What you are asked to do — In the entries below, find every line with "this" and copy it.

-- Start of Material provided --

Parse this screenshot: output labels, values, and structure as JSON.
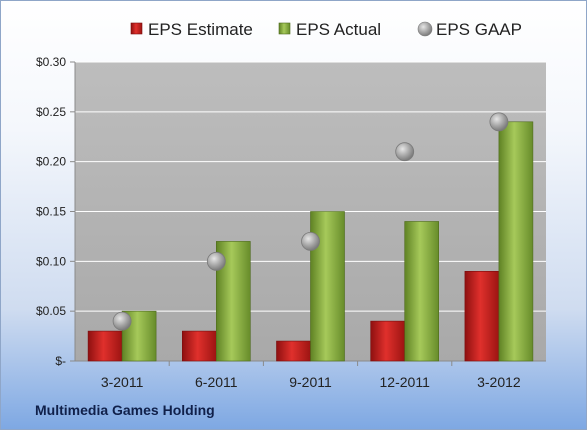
{
  "company_name": "Multimedia Games Holding",
  "colors": {
    "estimate": "#c9201f",
    "actual": "#8db13e",
    "gaap": "#a9a9a9",
    "plot_background": "#b8b8b8"
  },
  "chart_data": {
    "type": "bar",
    "categories": [
      "3-2011",
      "6-2011",
      "9-2011",
      "12-2011",
      "3-2012"
    ],
    "series": [
      {
        "name": "EPS Estimate",
        "kind": "bar",
        "values": [
          0.03,
          0.03,
          0.02,
          0.04,
          0.09
        ]
      },
      {
        "name": "EPS Actual",
        "kind": "bar",
        "values": [
          0.05,
          0.12,
          0.15,
          0.14,
          0.24
        ]
      },
      {
        "name": "EPS GAAP",
        "kind": "marker",
        "values": [
          0.04,
          0.1,
          0.12,
          0.21,
          0.24
        ]
      }
    ],
    "yticks": [
      0,
      0.05,
      0.1,
      0.15,
      0.2,
      0.25,
      0.3
    ],
    "ytick_labels": [
      "$-",
      "$0.05",
      "$0.10",
      "$0.15",
      "$0.20",
      "$0.25",
      "$0.30"
    ],
    "ylim": [
      0,
      0.3
    ],
    "grid": true,
    "legend_position": "top"
  }
}
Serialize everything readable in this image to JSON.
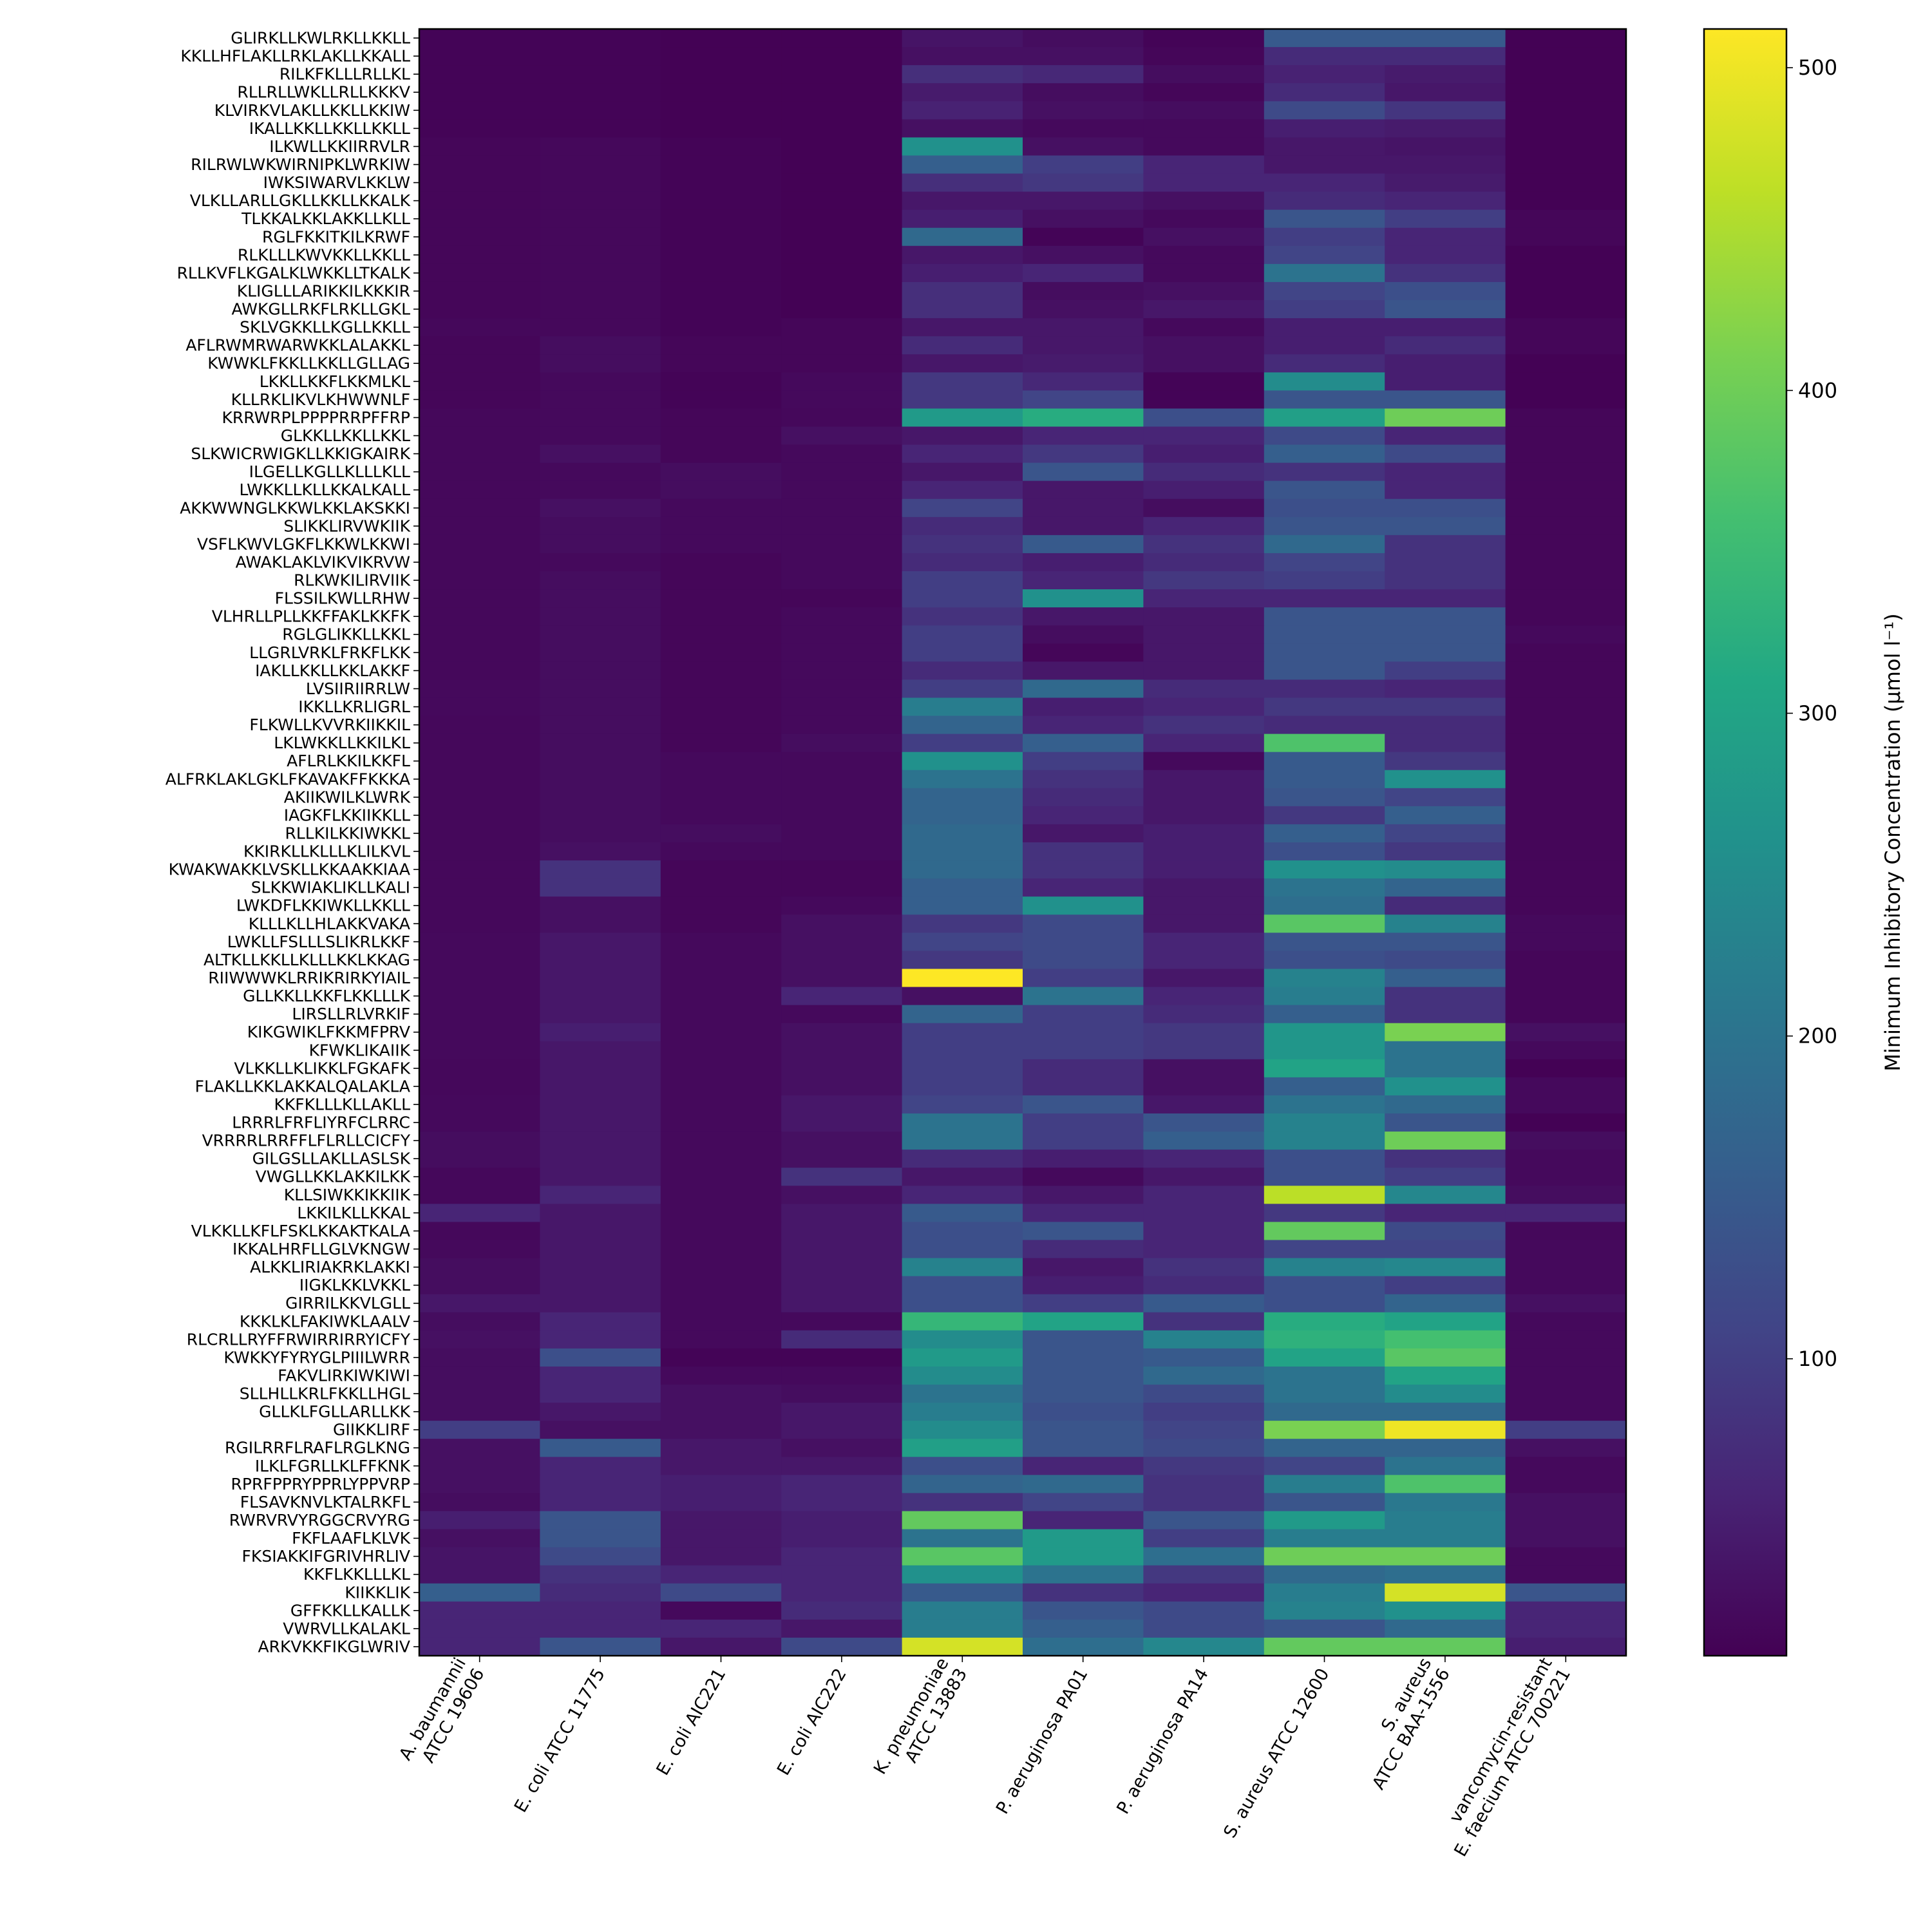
{
  "chart_data": {
    "type": "heatmap",
    "title": "",
    "xlabel": "",
    "ylabel": "",
    "colormap": "viridis",
    "colorbar": {
      "label": "Minimum Inhibitory Concentration (μmol l⁻¹)",
      "range": [
        8,
        512
      ],
      "ticks": [
        100,
        200,
        300,
        400,
        500
      ]
    },
    "columns": [
      "A. baumannii\nATCC 19606",
      "E. coli ATCC 11775",
      "E. coli AIC221",
      "E. coli AIC222",
      "K. pneumoniae\nATCC 13883",
      "P. aeruginosa PA01",
      "P. aeruginosa PA14",
      "S. aureus ATCC 12600",
      "S. aureus\nATCC BAA-1556",
      "vancomycin-resistant\nE. faecium ATCC 700221"
    ],
    "rows": [
      "GLIRKLLKWLRKLLKKLL",
      "KKLLHFLAKLLRKLAKLLKKALL",
      "RILKFKLLLRLLKL",
      "RLLRLLWKLLRLLKKKV",
      "KLVIRKVLAKLLKKLLKKIW",
      "IKALLKKLLKKLLKKLL",
      "ILKWLLKKIIRRVLR",
      "RILRWLWKWIRNIPKLWRKIW",
      "IWKSIWARVLKKLW",
      "VLKLLARLLGKLLKKLLKKALK",
      "TLKKALKKLAKKLLKLL",
      "RGLFKKITKILKRWF",
      "RLKLLLKWVKKLLKKLL",
      "RLLKVFLKGALKLWKKLLTKALK",
      "KLIGLLLARIKKILKKKIR",
      "AWKGLLRKFLRKLLGKL",
      "SKLVGKKLLKGLLKKLL",
      "AFLRWMRWARWKKLALAKKL",
      "KWWKLFKKLLKKLLGLLAG",
      "LKKLLKKFLKKMLKL",
      "KLLRKLIKVLKHWWNLF",
      "KRRWRPLPPPPRRPFFRP",
      "GLKKLLKKLLKKL",
      "SLKWICRWIGKLLKKIGKAIRK",
      "ILGELLKGLLKLLLKLL",
      "LWKKLLKLLKKALKALL",
      "AKKWWNGLKKWLKKLAKSKKI",
      "SLIKKLIRVWKIIK",
      "VSFLKWVLGKFLKKWLKKWI",
      "AWAKLAKLVIKVIKRVW",
      "RLKWKILIRVIIK",
      "FLSSILKWLLRHW",
      "VLHRLLPLLKKFFAKLKKFK",
      "RGLGLIKKLLKKL",
      "LLGRLVRKLFRKFLKK",
      "IAKLLKKLLKKLAKKF",
      "LVSIIRIIRRLW",
      "IKKLLKRLIGRL",
      "FLKWLLKVVRKIIKKIL",
      "LKLWKKLLKKILKL",
      "AFLRLKKILKKFL",
      "ALFRKLAKLGKLFKAVAKFFKKKA",
      "AKIIKWILKLWRK",
      "IAGKFLKKIIKKLL",
      "RLLKILKKIWKKL",
      "KKIRKLLKLLLKLILKVL",
      "KWAKWAKKLVSKLLKKAAKKIAA",
      "SLKKWIAKLIKLLKALI",
      "LWKDFLKKIWKLLKKLL",
      "KLLLKLLHLAKKVAKA",
      "LWKLLFSLLLSLIKRLKKF",
      "ALTKLLKKLLKLLLKKLKKAG",
      "RIIWWWKLRRIKRIRKYIAIL",
      "GLLKKLLKKFLKKLLLK",
      "LIRSLLRLVRKIF",
      "KIKGWIKLFKKMFPRV",
      "KFWKLIKAIIK",
      "VLKKLLKLIKKLFGKAFK",
      "FLAKLLKKLAKKALQALAKLA",
      "KKFKLLLKLLAKLL",
      "LRRRLFRFLIYRFCLRRC",
      "VRRRRLRRFFLFLRLLCICFY",
      "GILGSLLAKLLASLSK",
      "VWGLLKKLAKKILKK",
      "KLLSIWKKIKKIIK",
      "LKKILKLLKKAL",
      "VLKKLLKFLFSKLKKAKTKALA",
      "IKKALHRFLLGLVKNGW",
      "ALKKLIRIAKRKLAKKI",
      "IIGKLKKLVKKL",
      "GIRRILKKVLGLL",
      "KKKLKLFAKIWKLAALV",
      "RLCRLLRYFFRWIRRIRRYICFY",
      "KWKKYFYRYGLPIIILWRR",
      "FAKVLIRKIWKIWI",
      "SLLHLLKRLFKKLLHGL",
      "GLLKLFGLLARLLKK",
      "GIIKKLIRF",
      "RGILRRFLRAFLRGLKNG",
      "ILKLFGRLLKLFFKNK",
      "RPRFPPRYPPRLYPPVRP",
      "FLSAVKNVLKTALRKFL",
      "RWRVRVYRGGCRVYRG",
      "FKFLAAFLKLVK",
      "FKSIAKKIFGRIVHRLIV",
      "KKFLKKLLLKL",
      "KIIKKLIK",
      "GFFKKLLKALLK",
      "VWRVLLKALAKL",
      "ARKVKKFIKGLWRIV"
    ],
    "values": [
      [
        12,
        12,
        10,
        10,
        35,
        25,
        12,
        150,
        150,
        10
      ],
      [
        12,
        12,
        10,
        10,
        30,
        30,
        15,
        70,
        70,
        10
      ],
      [
        12,
        12,
        10,
        10,
        75,
        65,
        25,
        55,
        45,
        10
      ],
      [
        12,
        12,
        10,
        10,
        45,
        25,
        15,
        70,
        40,
        10
      ],
      [
        12,
        12,
        10,
        10,
        55,
        30,
        25,
        120,
        85,
        10
      ],
      [
        12,
        12,
        10,
        10,
        30,
        20,
        20,
        50,
        45,
        10
      ],
      [
        15,
        18,
        12,
        10,
        260,
        30,
        20,
        40,
        35,
        10
      ],
      [
        15,
        18,
        12,
        10,
        160,
        100,
        60,
        40,
        40,
        10
      ],
      [
        15,
        18,
        12,
        10,
        75,
        90,
        60,
        60,
        45,
        10
      ],
      [
        15,
        18,
        12,
        10,
        40,
        40,
        30,
        70,
        60,
        10
      ],
      [
        15,
        18,
        12,
        10,
        50,
        30,
        20,
        140,
        100,
        15
      ],
      [
        15,
        18,
        12,
        10,
        180,
        12,
        30,
        100,
        60,
        15
      ],
      [
        15,
        18,
        12,
        10,
        40,
        30,
        20,
        110,
        60,
        10
      ],
      [
        15,
        18,
        12,
        10,
        50,
        60,
        20,
        200,
        80,
        10
      ],
      [
        15,
        18,
        12,
        10,
        75,
        25,
        30,
        110,
        130,
        10
      ],
      [
        15,
        18,
        12,
        10,
        75,
        30,
        40,
        100,
        140,
        10
      ],
      [
        18,
        18,
        12,
        15,
        40,
        40,
        20,
        50,
        50,
        15
      ],
      [
        15,
        25,
        15,
        15,
        70,
        40,
        30,
        50,
        70,
        15
      ],
      [
        15,
        25,
        15,
        15,
        40,
        45,
        30,
        70,
        50,
        10
      ],
      [
        15,
        20,
        12,
        20,
        90,
        65,
        12,
        250,
        50,
        10
      ],
      [
        15,
        20,
        12,
        20,
        90,
        110,
        12,
        140,
        140,
        10
      ],
      [
        18,
        20,
        15,
        18,
        280,
        320,
        130,
        290,
        400,
        15
      ],
      [
        18,
        20,
        15,
        30,
        40,
        60,
        60,
        120,
        60,
        15
      ],
      [
        18,
        30,
        15,
        20,
        60,
        90,
        50,
        160,
        120,
        15
      ],
      [
        18,
        20,
        25,
        20,
        40,
        140,
        70,
        80,
        60,
        15
      ],
      [
        18,
        20,
        25,
        20,
        60,
        40,
        50,
        140,
        60,
        15
      ],
      [
        18,
        30,
        20,
        20,
        110,
        40,
        25,
        130,
        130,
        15
      ],
      [
        18,
        25,
        20,
        20,
        70,
        40,
        60,
        140,
        140,
        15
      ],
      [
        18,
        25,
        20,
        20,
        80,
        150,
        80,
        180,
        80,
        15
      ],
      [
        18,
        20,
        15,
        20,
        70,
        50,
        70,
        110,
        80,
        15
      ],
      [
        18,
        25,
        15,
        20,
        100,
        60,
        90,
        100,
        80,
        15
      ],
      [
        18,
        25,
        15,
        15,
        100,
        260,
        60,
        60,
        60,
        15
      ],
      [
        18,
        25,
        15,
        20,
        80,
        40,
        40,
        140,
        140,
        15
      ],
      [
        18,
        25,
        15,
        20,
        100,
        25,
        40,
        140,
        140,
        20
      ],
      [
        18,
        25,
        15,
        20,
        100,
        15,
        40,
        140,
        140,
        15
      ],
      [
        18,
        25,
        15,
        20,
        70,
        40,
        40,
        140,
        100,
        15
      ],
      [
        20,
        25,
        15,
        20,
        100,
        180,
        70,
        70,
        60,
        15
      ],
      [
        20,
        25,
        15,
        20,
        220,
        50,
        60,
        90,
        90,
        15
      ],
      [
        18,
        25,
        15,
        20,
        170,
        60,
        80,
        70,
        70,
        15
      ],
      [
        18,
        25,
        15,
        25,
        100,
        160,
        60,
        370,
        70,
        15
      ],
      [
        18,
        25,
        20,
        20,
        260,
        100,
        20,
        150,
        90,
        15
      ],
      [
        18,
        25,
        20,
        20,
        200,
        80,
        40,
        150,
        260,
        15
      ],
      [
        18,
        25,
        20,
        20,
        170,
        70,
        40,
        140,
        110,
        15
      ],
      [
        18,
        25,
        20,
        20,
        170,
        60,
        40,
        90,
        160,
        15
      ],
      [
        18,
        25,
        25,
        20,
        180,
        40,
        50,
        160,
        110,
        15
      ],
      [
        18,
        30,
        20,
        20,
        180,
        80,
        50,
        130,
        90,
        15
      ],
      [
        18,
        80,
        15,
        15,
        180,
        80,
        50,
        260,
        250,
        15
      ],
      [
        18,
        80,
        15,
        15,
        160,
        60,
        40,
        200,
        170,
        15
      ],
      [
        18,
        30,
        15,
        20,
        160,
        260,
        40,
        190,
        70,
        15
      ],
      [
        18,
        30,
        15,
        30,
        90,
        120,
        40,
        380,
        230,
        20
      ],
      [
        20,
        40,
        20,
        30,
        110,
        120,
        60,
        140,
        140,
        20
      ],
      [
        20,
        40,
        20,
        30,
        90,
        120,
        60,
        130,
        120,
        15
      ],
      [
        20,
        40,
        20,
        30,
        512,
        100,
        40,
        230,
        160,
        15
      ],
      [
        20,
        40,
        20,
        60,
        30,
        200,
        60,
        220,
        80,
        15
      ],
      [
        20,
        40,
        20,
        20,
        170,
        100,
        70,
        160,
        80,
        15
      ],
      [
        20,
        50,
        20,
        30,
        100,
        100,
        90,
        270,
        410,
        30
      ],
      [
        20,
        40,
        20,
        30,
        100,
        100,
        90,
        270,
        200,
        20
      ],
      [
        18,
        40,
        20,
        30,
        100,
        70,
        30,
        300,
        200,
        10
      ],
      [
        18,
        40,
        20,
        30,
        100,
        70,
        30,
        160,
        260,
        20
      ],
      [
        20,
        40,
        20,
        40,
        110,
        140,
        40,
        200,
        180,
        20
      ],
      [
        20,
        40,
        20,
        40,
        200,
        100,
        140,
        230,
        140,
        10
      ],
      [
        25,
        40,
        20,
        30,
        200,
        100,
        160,
        230,
        400,
        25
      ],
      [
        25,
        40,
        20,
        30,
        70,
        50,
        60,
        130,
        80,
        20
      ],
      [
        18,
        40,
        20,
        80,
        40,
        20,
        40,
        130,
        100,
        20
      ],
      [
        18,
        60,
        20,
        30,
        60,
        40,
        60,
        460,
        240,
        25
      ],
      [
        60,
        40,
        20,
        40,
        150,
        60,
        60,
        90,
        60,
        60
      ],
      [
        18,
        40,
        20,
        40,
        130,
        140,
        60,
        390,
        120,
        18
      ],
      [
        20,
        40,
        20,
        40,
        130,
        70,
        60,
        110,
        110,
        20
      ],
      [
        25,
        40,
        20,
        40,
        230,
        40,
        80,
        230,
        240,
        20
      ],
      [
        25,
        40,
        20,
        40,
        130,
        50,
        70,
        130,
        100,
        20
      ],
      [
        40,
        40,
        20,
        40,
        130,
        100,
        150,
        130,
        170,
        30
      ],
      [
        25,
        60,
        20,
        20,
        340,
        300,
        80,
        320,
        300,
        20
      ],
      [
        30,
        60,
        20,
        70,
        250,
        140,
        230,
        330,
        360,
        20
      ],
      [
        25,
        130,
        12,
        12,
        280,
        140,
        150,
        300,
        380,
        20
      ],
      [
        25,
        60,
        20,
        20,
        250,
        140,
        180,
        200,
        300,
        20
      ],
      [
        25,
        60,
        30,
        25,
        200,
        140,
        120,
        200,
        250,
        20
      ],
      [
        25,
        40,
        30,
        40,
        220,
        130,
        100,
        180,
        180,
        20
      ],
      [
        100,
        30,
        30,
        40,
        250,
        140,
        110,
        410,
        500,
        100
      ],
      [
        30,
        150,
        40,
        30,
        290,
        140,
        120,
        170,
        170,
        30
      ],
      [
        30,
        60,
        40,
        40,
        130,
        60,
        90,
        110,
        200,
        20
      ],
      [
        30,
        60,
        50,
        60,
        170,
        180,
        80,
        220,
        370,
        20
      ],
      [
        25,
        60,
        50,
        60,
        80,
        110,
        80,
        140,
        210,
        30
      ],
      [
        50,
        140,
        40,
        50,
        390,
        60,
        140,
        280,
        220,
        30
      ],
      [
        30,
        140,
        40,
        50,
        200,
        280,
        100,
        220,
        220,
        30
      ],
      [
        35,
        120,
        40,
        60,
        380,
        280,
        190,
        400,
        400,
        20
      ],
      [
        35,
        80,
        60,
        60,
        260,
        200,
        90,
        180,
        190,
        20
      ],
      [
        160,
        70,
        120,
        60,
        150,
        80,
        60,
        220,
        480,
        140
      ],
      [
        60,
        60,
        20,
        70,
        220,
        140,
        120,
        230,
        260,
        60
      ],
      [
        60,
        60,
        60,
        40,
        220,
        160,
        120,
        140,
        180,
        60
      ],
      [
        60,
        140,
        40,
        120,
        480,
        190,
        240,
        390,
        390,
        50
      ]
    ]
  }
}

-- End of Material provided --

Written response —
Parse this screenshot: output labels, values, and structure as JSON.
Serialize everything readable in this image to JSON.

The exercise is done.